══ Exercise inputs

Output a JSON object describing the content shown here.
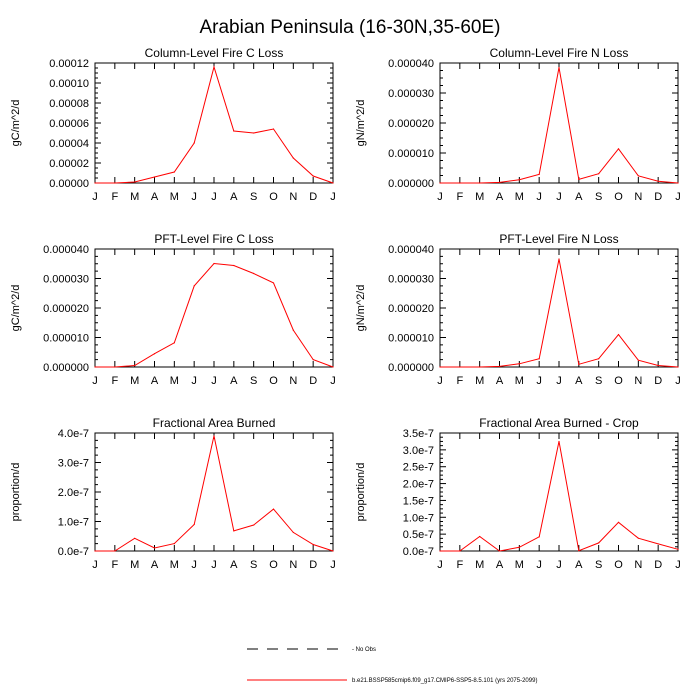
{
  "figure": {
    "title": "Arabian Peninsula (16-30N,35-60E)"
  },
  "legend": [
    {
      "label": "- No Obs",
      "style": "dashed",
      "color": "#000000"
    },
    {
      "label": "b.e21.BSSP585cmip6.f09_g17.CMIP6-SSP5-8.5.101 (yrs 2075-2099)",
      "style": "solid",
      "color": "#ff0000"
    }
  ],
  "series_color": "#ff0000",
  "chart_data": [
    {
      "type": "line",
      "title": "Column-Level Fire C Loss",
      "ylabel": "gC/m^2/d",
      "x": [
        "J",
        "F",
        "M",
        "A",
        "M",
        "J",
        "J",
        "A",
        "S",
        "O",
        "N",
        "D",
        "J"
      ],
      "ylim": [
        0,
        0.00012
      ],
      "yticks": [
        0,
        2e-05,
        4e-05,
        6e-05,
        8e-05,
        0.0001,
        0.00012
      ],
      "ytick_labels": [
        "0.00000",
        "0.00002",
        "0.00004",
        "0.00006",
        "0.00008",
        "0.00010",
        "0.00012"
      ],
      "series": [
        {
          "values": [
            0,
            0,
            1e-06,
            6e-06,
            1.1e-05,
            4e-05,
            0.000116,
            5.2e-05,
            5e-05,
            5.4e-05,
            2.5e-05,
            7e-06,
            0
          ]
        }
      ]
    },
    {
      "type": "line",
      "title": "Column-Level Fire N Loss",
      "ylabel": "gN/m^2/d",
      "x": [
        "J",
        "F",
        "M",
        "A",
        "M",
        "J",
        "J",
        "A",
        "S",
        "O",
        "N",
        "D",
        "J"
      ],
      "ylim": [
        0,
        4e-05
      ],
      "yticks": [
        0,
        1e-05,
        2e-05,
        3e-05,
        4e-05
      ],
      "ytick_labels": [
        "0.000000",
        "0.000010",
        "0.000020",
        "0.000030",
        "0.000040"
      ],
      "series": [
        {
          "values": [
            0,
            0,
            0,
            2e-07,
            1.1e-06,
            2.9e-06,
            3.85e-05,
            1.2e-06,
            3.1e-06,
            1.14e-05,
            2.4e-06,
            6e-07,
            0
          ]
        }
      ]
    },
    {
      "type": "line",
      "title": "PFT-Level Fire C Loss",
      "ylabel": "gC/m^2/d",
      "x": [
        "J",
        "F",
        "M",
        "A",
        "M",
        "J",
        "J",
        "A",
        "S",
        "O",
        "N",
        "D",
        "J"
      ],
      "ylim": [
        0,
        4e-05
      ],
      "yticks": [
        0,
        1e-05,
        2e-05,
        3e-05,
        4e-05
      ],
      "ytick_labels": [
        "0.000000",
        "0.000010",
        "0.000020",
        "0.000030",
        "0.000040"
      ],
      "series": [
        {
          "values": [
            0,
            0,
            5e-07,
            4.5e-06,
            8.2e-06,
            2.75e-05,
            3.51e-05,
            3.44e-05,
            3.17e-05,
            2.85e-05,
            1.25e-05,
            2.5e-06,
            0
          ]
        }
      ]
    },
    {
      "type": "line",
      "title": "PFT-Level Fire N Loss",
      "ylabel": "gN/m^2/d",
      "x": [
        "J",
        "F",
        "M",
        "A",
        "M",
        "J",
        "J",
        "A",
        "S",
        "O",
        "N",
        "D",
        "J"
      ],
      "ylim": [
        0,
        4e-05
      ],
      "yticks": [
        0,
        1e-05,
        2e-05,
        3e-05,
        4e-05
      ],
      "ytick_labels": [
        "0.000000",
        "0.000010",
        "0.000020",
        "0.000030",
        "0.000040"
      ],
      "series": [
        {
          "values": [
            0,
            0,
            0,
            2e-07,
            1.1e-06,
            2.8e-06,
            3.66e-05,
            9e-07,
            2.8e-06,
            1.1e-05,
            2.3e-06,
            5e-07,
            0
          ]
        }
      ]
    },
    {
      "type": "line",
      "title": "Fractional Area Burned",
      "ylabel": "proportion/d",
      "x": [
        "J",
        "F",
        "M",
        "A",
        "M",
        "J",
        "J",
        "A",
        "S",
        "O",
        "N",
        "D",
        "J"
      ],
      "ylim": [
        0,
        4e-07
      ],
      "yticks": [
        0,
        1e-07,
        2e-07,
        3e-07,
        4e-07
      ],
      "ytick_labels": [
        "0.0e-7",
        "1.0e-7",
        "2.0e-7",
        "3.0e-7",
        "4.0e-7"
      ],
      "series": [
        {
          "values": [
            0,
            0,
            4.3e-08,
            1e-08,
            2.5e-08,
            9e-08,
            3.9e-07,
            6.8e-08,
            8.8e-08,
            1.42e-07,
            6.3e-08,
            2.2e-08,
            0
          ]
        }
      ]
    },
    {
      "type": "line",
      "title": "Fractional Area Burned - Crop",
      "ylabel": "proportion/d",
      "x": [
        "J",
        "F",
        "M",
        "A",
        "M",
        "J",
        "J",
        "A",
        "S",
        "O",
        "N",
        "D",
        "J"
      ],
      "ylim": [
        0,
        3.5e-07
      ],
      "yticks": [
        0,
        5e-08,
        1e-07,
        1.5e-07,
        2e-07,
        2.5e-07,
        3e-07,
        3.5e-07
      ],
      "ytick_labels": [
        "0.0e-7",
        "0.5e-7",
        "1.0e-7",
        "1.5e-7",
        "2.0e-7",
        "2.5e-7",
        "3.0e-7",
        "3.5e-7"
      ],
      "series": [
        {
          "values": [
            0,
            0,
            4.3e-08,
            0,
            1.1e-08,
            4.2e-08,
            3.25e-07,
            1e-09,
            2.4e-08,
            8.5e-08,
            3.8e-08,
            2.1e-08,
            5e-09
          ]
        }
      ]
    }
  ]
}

════
══ Exercise inputs

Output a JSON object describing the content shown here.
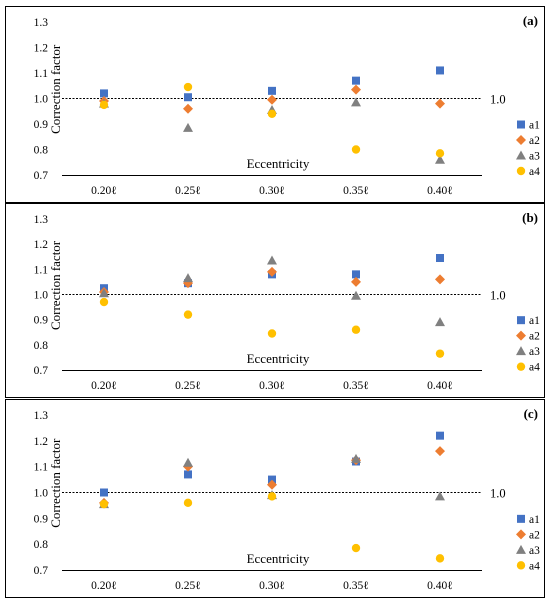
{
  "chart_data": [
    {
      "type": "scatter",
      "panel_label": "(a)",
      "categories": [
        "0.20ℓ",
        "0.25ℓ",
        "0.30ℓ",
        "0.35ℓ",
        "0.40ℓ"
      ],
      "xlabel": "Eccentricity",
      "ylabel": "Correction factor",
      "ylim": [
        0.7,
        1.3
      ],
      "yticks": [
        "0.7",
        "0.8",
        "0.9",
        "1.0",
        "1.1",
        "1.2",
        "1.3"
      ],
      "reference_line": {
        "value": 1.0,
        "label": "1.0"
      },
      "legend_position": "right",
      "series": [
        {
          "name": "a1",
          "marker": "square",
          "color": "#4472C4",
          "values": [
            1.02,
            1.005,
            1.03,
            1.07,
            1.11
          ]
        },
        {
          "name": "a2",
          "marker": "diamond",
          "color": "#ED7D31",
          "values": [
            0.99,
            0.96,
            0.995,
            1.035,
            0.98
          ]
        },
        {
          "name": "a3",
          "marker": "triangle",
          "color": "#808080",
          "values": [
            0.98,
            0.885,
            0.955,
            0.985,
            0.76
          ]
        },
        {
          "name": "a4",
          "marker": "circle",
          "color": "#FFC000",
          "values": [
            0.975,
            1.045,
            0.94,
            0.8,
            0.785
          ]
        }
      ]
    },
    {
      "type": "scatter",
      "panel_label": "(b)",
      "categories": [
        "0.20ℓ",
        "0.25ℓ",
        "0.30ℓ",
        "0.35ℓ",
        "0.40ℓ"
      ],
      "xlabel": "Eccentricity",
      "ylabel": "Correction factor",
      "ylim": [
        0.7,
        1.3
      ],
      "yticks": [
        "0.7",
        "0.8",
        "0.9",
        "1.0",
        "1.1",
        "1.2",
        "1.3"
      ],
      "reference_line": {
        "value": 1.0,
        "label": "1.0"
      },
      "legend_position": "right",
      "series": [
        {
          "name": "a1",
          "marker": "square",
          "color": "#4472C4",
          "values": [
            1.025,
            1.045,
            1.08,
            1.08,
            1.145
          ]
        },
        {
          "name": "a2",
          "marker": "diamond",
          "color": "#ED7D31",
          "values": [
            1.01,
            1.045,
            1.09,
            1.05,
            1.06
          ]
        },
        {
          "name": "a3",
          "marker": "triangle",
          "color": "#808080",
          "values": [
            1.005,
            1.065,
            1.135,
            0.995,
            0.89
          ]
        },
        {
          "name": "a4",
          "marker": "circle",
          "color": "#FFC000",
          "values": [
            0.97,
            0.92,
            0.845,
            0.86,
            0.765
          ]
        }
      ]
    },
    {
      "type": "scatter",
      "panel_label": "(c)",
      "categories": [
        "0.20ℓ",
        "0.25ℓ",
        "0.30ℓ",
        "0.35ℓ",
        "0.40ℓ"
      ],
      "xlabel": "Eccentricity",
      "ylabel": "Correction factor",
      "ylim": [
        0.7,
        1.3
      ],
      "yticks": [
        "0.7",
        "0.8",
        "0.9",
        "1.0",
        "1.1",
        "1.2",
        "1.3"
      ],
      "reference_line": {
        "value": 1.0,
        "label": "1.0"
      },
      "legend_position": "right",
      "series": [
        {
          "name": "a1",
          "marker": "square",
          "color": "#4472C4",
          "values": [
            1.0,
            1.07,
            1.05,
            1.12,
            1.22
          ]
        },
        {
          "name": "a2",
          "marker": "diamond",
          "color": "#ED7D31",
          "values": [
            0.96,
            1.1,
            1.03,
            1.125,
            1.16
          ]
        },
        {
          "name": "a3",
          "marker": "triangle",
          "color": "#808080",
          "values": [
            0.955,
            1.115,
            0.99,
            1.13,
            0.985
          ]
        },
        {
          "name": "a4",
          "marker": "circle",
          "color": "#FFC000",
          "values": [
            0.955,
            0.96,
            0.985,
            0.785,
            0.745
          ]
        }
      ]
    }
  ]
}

════

[Problem requirements] Copy out each line of the material that holds the word "title".

[Full response]
    "title": "Arabian Peninsula (16-30N,35-60E)"
      "title": "Column-Level Fire C Loss",
      "title": "Column-Level Fire N Loss",
      "title": "PFT-Level Fire C Loss",
      "title": "PFT-Level Fire N Loss",
      "title": "Fractional Area Burned",
      "title": "Fractional Area Burned - Crop",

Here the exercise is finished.